[Exercise directions]: Retype all the records with nothing changed.

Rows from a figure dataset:
============

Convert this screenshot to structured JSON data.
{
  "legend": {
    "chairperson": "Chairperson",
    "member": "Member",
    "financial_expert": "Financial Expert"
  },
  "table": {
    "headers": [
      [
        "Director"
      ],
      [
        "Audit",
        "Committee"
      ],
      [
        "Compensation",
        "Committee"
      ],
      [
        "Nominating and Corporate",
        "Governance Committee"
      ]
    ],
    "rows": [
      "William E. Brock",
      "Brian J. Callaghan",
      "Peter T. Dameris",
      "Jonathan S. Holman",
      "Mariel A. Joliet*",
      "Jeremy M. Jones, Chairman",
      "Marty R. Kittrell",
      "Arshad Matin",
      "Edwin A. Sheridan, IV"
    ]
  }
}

============

[Solution to this problem]:
Convert this screenshot to structured JSON data.
{
  "legend": {
    "chairperson": "Chairperson",
    "member": "Member",
    "financial_expert": "Financial Expert"
  },
  "table": {
    "headers": [
      [
        "Director"
      ],
      [
        "Audit",
        "Committee"
      ],
      [
        "Compensation",
        "Committee"
      ],
      [
        "Nominating and Corporate",
        "Governance Committee"
      ]
    ],
    "rows": [
      "William E. Brock",
      "Brian J. Callaghan",
      "Peter T. Dameris",
      "Jonathan S. Holman",
      "Mariel A. Joliet*",
      "Jeremy M. Jones, Chairman",
      "Marty R. Kittrell",
      "Arshad Matin",
      "Edwin A. Sheridan, IV"
    ]
  }
}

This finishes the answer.